> Supplied material:
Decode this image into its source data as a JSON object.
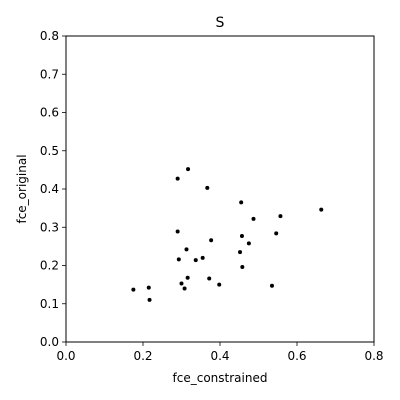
{
  "chart_data": {
    "type": "scatter",
    "title": "S",
    "xlabel": "fce_constrained",
    "ylabel": "fce_original",
    "xlim": [
      0.0,
      0.8
    ],
    "ylim": [
      0.0,
      0.8
    ],
    "xticks": [
      "0.0",
      "0.2",
      "0.4",
      "0.6",
      "0.8"
    ],
    "yticks": [
      "0.0",
      "0.1",
      "0.2",
      "0.3",
      "0.4",
      "0.5",
      "0.6",
      "0.7",
      "0.8"
    ],
    "grid": false,
    "marker_color": "#000000",
    "points": [
      {
        "x": 0.175,
        "y": 0.137
      },
      {
        "x": 0.215,
        "y": 0.142
      },
      {
        "x": 0.217,
        "y": 0.11
      },
      {
        "x": 0.29,
        "y": 0.427
      },
      {
        "x": 0.29,
        "y": 0.289
      },
      {
        "x": 0.293,
        "y": 0.216
      },
      {
        "x": 0.3,
        "y": 0.153
      },
      {
        "x": 0.308,
        "y": 0.14
      },
      {
        "x": 0.313,
        "y": 0.242
      },
      {
        "x": 0.316,
        "y": 0.168
      },
      {
        "x": 0.317,
        "y": 0.452
      },
      {
        "x": 0.337,
        "y": 0.214
      },
      {
        "x": 0.355,
        "y": 0.22
      },
      {
        "x": 0.367,
        "y": 0.403
      },
      {
        "x": 0.372,
        "y": 0.166
      },
      {
        "x": 0.377,
        "y": 0.266
      },
      {
        "x": 0.398,
        "y": 0.15
      },
      {
        "x": 0.452,
        "y": 0.235
      },
      {
        "x": 0.455,
        "y": 0.365
      },
      {
        "x": 0.457,
        "y": 0.277
      },
      {
        "x": 0.458,
        "y": 0.196
      },
      {
        "x": 0.475,
        "y": 0.258
      },
      {
        "x": 0.487,
        "y": 0.322
      },
      {
        "x": 0.535,
        "y": 0.147
      },
      {
        "x": 0.546,
        "y": 0.284
      },
      {
        "x": 0.557,
        "y": 0.329
      },
      {
        "x": 0.663,
        "y": 0.346
      }
    ]
  }
}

> What you need to do: Reproduce the material word for word, minus the images.

> Solved exercise:
Decode this image into its source data as a JSON object.
{
  "chart_data": {
    "type": "scatter",
    "title": "S",
    "xlabel": "fce_constrained",
    "ylabel": "fce_original",
    "xlim": [
      0.0,
      0.8
    ],
    "ylim": [
      0.0,
      0.8
    ],
    "xticks": [
      "0.0",
      "0.2",
      "0.4",
      "0.6",
      "0.8"
    ],
    "yticks": [
      "0.0",
      "0.1",
      "0.2",
      "0.3",
      "0.4",
      "0.5",
      "0.6",
      "0.7",
      "0.8"
    ],
    "grid": false,
    "marker_color": "#000000",
    "points": [
      {
        "x": 0.175,
        "y": 0.137
      },
      {
        "x": 0.215,
        "y": 0.142
      },
      {
        "x": 0.217,
        "y": 0.11
      },
      {
        "x": 0.29,
        "y": 0.427
      },
      {
        "x": 0.29,
        "y": 0.289
      },
      {
        "x": 0.293,
        "y": 0.216
      },
      {
        "x": 0.3,
        "y": 0.153
      },
      {
        "x": 0.308,
        "y": 0.14
      },
      {
        "x": 0.313,
        "y": 0.242
      },
      {
        "x": 0.316,
        "y": 0.168
      },
      {
        "x": 0.317,
        "y": 0.452
      },
      {
        "x": 0.337,
        "y": 0.214
      },
      {
        "x": 0.355,
        "y": 0.22
      },
      {
        "x": 0.367,
        "y": 0.403
      },
      {
        "x": 0.372,
        "y": 0.166
      },
      {
        "x": 0.377,
        "y": 0.266
      },
      {
        "x": 0.398,
        "y": 0.15
      },
      {
        "x": 0.452,
        "y": 0.235
      },
      {
        "x": 0.455,
        "y": 0.365
      },
      {
        "x": 0.457,
        "y": 0.277
      },
      {
        "x": 0.458,
        "y": 0.196
      },
      {
        "x": 0.475,
        "y": 0.258
      },
      {
        "x": 0.487,
        "y": 0.322
      },
      {
        "x": 0.535,
        "y": 0.147
      },
      {
        "x": 0.546,
        "y": 0.284
      },
      {
        "x": 0.557,
        "y": 0.329
      },
      {
        "x": 0.663,
        "y": 0.346
      }
    ]
  }
}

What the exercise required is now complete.